| What is needed |
Below is some material; transcribe all of it exactly.

• • •

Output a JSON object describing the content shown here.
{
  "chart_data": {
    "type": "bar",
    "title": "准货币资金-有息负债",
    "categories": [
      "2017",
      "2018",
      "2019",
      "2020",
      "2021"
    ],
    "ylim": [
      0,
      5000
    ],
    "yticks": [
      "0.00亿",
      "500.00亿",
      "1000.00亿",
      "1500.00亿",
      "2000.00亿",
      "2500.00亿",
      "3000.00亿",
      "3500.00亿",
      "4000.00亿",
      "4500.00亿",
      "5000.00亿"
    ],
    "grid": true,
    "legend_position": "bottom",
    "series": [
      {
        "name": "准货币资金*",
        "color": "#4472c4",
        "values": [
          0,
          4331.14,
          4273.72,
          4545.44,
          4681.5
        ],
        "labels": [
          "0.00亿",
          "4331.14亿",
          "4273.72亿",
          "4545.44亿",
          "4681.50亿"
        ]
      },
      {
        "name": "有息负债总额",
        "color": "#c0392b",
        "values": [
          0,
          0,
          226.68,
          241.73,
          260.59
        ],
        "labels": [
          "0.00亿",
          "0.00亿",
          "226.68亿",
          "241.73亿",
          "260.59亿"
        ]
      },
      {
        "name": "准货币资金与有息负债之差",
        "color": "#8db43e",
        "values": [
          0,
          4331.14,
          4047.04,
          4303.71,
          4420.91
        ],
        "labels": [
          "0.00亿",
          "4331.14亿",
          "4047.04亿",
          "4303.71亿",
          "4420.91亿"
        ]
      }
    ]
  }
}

• • •

| Expected answer |
Output a JSON object describing the content shown here.
{
  "chart_data": {
    "type": "bar",
    "title": "准货币资金-有息负债",
    "categories": [
      "2017",
      "2018",
      "2019",
      "2020",
      "2021"
    ],
    "ylim": [
      0,
      5000
    ],
    "yticks": [
      "0.00亿",
      "500.00亿",
      "1000.00亿",
      "1500.00亿",
      "2000.00亿",
      "2500.00亿",
      "3000.00亿",
      "3500.00亿",
      "4000.00亿",
      "4500.00亿",
      "5000.00亿"
    ],
    "grid": true,
    "legend_position": "bottom",
    "series": [
      {
        "name": "准货币资金*",
        "color": "#4472c4",
        "values": [
          0,
          4331.14,
          4273.72,
          4545.44,
          4681.5
        ],
        "labels": [
          "0.00亿",
          "4331.14亿",
          "4273.72亿",
          "4545.44亿",
          "4681.50亿"
        ]
      },
      {
        "name": "有息负债总额",
        "color": "#c0392b",
        "values": [
          0,
          0,
          226.68,
          241.73,
          260.59
        ],
        "labels": [
          "0.00亿",
          "0.00亿",
          "226.68亿",
          "241.73亿",
          "260.59亿"
        ]
      },
      {
        "name": "准货币资金与有息负债之差",
        "color": "#8db43e",
        "values": [
          0,
          4331.14,
          4047.04,
          4303.71,
          4420.91
        ],
        "labels": [
          "0.00亿",
          "4331.14亿",
          "4047.04亿",
          "4303.71亿",
          "4420.91亿"
        ]
      }
    ]
  }
}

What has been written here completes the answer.